» **TASK**: Reproduce the data below, replacing each occurrence of "Median Sale Price" with "Median Selling Price" and leaving all other text unchanged.

Bounding box annotations

---------------

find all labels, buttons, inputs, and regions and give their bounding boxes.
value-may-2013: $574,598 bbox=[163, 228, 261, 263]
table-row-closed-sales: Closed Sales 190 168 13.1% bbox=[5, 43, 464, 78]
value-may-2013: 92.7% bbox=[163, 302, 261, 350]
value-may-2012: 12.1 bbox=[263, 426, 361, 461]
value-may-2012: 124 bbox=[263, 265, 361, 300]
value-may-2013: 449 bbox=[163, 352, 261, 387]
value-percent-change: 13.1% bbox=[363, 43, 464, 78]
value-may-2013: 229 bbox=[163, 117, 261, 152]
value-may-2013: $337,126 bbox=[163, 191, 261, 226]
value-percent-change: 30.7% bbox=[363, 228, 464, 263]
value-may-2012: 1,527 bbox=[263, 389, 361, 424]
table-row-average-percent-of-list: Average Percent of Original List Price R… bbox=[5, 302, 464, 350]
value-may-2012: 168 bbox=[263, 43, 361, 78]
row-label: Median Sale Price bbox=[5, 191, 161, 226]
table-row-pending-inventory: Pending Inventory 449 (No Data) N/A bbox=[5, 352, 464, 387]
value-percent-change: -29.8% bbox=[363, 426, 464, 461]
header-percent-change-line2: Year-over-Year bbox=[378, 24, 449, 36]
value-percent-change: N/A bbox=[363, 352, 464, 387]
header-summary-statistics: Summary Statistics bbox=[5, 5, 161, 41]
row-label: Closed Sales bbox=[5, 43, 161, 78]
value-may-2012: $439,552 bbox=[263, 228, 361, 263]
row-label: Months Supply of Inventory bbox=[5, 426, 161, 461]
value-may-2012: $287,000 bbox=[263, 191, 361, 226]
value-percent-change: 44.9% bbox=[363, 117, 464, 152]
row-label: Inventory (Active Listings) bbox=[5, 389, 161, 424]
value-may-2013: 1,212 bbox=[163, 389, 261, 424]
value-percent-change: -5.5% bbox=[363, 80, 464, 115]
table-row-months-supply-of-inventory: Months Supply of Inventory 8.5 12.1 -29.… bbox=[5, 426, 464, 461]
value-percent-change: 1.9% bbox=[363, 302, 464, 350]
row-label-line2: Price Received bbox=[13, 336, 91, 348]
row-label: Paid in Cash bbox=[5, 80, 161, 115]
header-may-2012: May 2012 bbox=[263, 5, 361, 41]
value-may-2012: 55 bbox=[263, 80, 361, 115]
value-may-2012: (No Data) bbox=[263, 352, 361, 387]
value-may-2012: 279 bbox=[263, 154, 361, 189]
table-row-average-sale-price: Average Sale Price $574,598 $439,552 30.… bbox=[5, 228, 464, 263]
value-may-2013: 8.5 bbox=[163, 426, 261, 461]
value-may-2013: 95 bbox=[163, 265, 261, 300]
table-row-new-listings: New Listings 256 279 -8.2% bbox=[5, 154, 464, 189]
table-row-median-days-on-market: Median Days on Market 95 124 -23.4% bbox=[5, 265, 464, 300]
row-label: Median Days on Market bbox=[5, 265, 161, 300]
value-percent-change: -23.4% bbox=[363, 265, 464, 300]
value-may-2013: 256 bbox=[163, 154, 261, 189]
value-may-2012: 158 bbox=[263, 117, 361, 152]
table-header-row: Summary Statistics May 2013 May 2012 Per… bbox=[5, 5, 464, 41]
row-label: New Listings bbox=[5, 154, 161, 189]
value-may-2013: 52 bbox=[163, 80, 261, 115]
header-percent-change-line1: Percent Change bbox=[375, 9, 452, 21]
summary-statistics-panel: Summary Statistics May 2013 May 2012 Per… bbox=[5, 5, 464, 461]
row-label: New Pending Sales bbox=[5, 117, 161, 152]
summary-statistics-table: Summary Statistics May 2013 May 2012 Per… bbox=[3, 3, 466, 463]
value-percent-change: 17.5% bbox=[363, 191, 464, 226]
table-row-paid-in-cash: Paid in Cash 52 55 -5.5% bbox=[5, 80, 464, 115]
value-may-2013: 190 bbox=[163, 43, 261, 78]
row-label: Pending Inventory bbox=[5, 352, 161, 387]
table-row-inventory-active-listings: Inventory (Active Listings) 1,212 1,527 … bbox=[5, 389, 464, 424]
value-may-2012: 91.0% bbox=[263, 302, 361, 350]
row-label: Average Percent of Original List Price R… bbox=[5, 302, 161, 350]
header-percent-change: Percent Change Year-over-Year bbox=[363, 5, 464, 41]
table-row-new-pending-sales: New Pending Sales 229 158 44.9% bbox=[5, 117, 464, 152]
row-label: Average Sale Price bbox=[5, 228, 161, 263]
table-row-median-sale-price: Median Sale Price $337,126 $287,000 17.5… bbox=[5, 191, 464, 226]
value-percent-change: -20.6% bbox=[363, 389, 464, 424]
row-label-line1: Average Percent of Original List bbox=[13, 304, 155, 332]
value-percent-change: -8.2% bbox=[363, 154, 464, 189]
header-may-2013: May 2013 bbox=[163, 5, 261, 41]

---------------

» **SOLUTION**:
find all labels, buttons, inputs, and regions and give their bounding boxes.
value-may-2013: $574,598 bbox=[163, 228, 261, 263]
table-row-closed-sales: Closed Sales 190 168 13.1% bbox=[5, 43, 464, 78]
value-may-2013: 92.7% bbox=[163, 302, 261, 350]
value-may-2012: 12.1 bbox=[263, 426, 361, 461]
value-may-2012: 124 bbox=[263, 265, 361, 300]
value-may-2013: 449 bbox=[163, 352, 261, 387]
value-percent-change: 13.1% bbox=[363, 43, 464, 78]
value-may-2013: 229 bbox=[163, 117, 261, 152]
value-may-2013: $337,126 bbox=[163, 191, 261, 226]
value-percent-change: 30.7% bbox=[363, 228, 464, 263]
value-may-2012: 1,527 bbox=[263, 389, 361, 424]
table-row-average-percent-of-list: Average Percent of Original List Price R… bbox=[5, 302, 464, 350]
value-may-2012: 168 bbox=[263, 43, 361, 78]
row-label: Median Selling Price bbox=[5, 191, 161, 226]
table-row-pending-inventory: Pending Inventory 449 (No Data) N/A bbox=[5, 352, 464, 387]
value-percent-change: -29.8% bbox=[363, 426, 464, 461]
header-percent-change-line2: Year-over-Year bbox=[378, 24, 449, 36]
value-percent-change: N/A bbox=[363, 352, 464, 387]
header-summary-statistics: Summary Statistics bbox=[5, 5, 161, 41]
row-label: Closed Sales bbox=[5, 43, 161, 78]
value-may-2012: $439,552 bbox=[263, 228, 361, 263]
row-label: Months Supply of Inventory bbox=[5, 426, 161, 461]
value-may-2012: $287,000 bbox=[263, 191, 361, 226]
value-percent-change: 44.9% bbox=[363, 117, 464, 152]
row-label: Inventory (Active Listings) bbox=[5, 389, 161, 424]
value-may-2013: 1,212 bbox=[163, 389, 261, 424]
value-percent-change: -5.5% bbox=[363, 80, 464, 115]
table-row-months-supply-of-inventory: Months Supply of Inventory 8.5 12.1 -29.… bbox=[5, 426, 464, 461]
value-percent-change: 1.9% bbox=[363, 302, 464, 350]
row-label-line2: Price Received bbox=[13, 336, 91, 348]
row-label: Paid in Cash bbox=[5, 80, 161, 115]
header-may-2012: May 2012 bbox=[263, 5, 361, 41]
value-may-2012: 55 bbox=[263, 80, 361, 115]
value-may-2012: (No Data) bbox=[263, 352, 361, 387]
value-may-2012: 279 bbox=[263, 154, 361, 189]
table-row-average-sale-price: Average Sale Price $574,598 $439,552 30.… bbox=[5, 228, 464, 263]
value-may-2013: 8.5 bbox=[163, 426, 261, 461]
value-may-2013: 95 bbox=[163, 265, 261, 300]
table-row-new-listings: New Listings 256 279 -8.2% bbox=[5, 154, 464, 189]
table-row-median-days-on-market: Median Days on Market 95 124 -23.4% bbox=[5, 265, 464, 300]
row-label: Median Days on Market bbox=[5, 265, 161, 300]
value-percent-change: -23.4% bbox=[363, 265, 464, 300]
value-may-2013: 256 bbox=[163, 154, 261, 189]
value-may-2012: 158 bbox=[263, 117, 361, 152]
table-header-row: Summary Statistics May 2013 May 2012 Per… bbox=[5, 5, 464, 41]
row-label: New Listings bbox=[5, 154, 161, 189]
value-may-2013: 52 bbox=[163, 80, 261, 115]
header-percent-change-line1: Percent Change bbox=[375, 9, 452, 21]
summary-statistics-panel: Summary Statistics May 2013 May 2012 Per… bbox=[5, 5, 464, 461]
row-label: New Pending Sales bbox=[5, 117, 161, 152]
summary-statistics-table: Summary Statistics May 2013 May 2012 Per… bbox=[3, 3, 466, 463]
value-percent-change: 17.5% bbox=[363, 191, 464, 226]
table-row-paid-in-cash: Paid in Cash 52 55 -5.5% bbox=[5, 80, 464, 115]
value-may-2013: 190 bbox=[163, 43, 261, 78]
row-label: Pending Inventory bbox=[5, 352, 161, 387]
table-row-inventory-active-listings: Inventory (Active Listings) 1,212 1,527 … bbox=[5, 389, 464, 424]
value-may-2012: 91.0% bbox=[263, 302, 361, 350]
row-label: Average Percent of Original List Price R… bbox=[5, 302, 161, 350]
header-percent-change: Percent Change Year-over-Year bbox=[363, 5, 464, 41]
table-row-new-pending-sales: New Pending Sales 229 158 44.9% bbox=[5, 117, 464, 152]
row-label: Average Sale Price bbox=[5, 228, 161, 263]
table-row-median-sale-price: Median Selling Price $337,126 $287,000 17.5… bbox=[5, 191, 464, 226]
value-percent-change: -20.6% bbox=[363, 389, 464, 424]
row-label-line1: Average Percent of Original List bbox=[13, 304, 155, 332]
value-percent-change: -8.2% bbox=[363, 154, 464, 189]
header-may-2013: May 2013 bbox=[163, 5, 261, 41]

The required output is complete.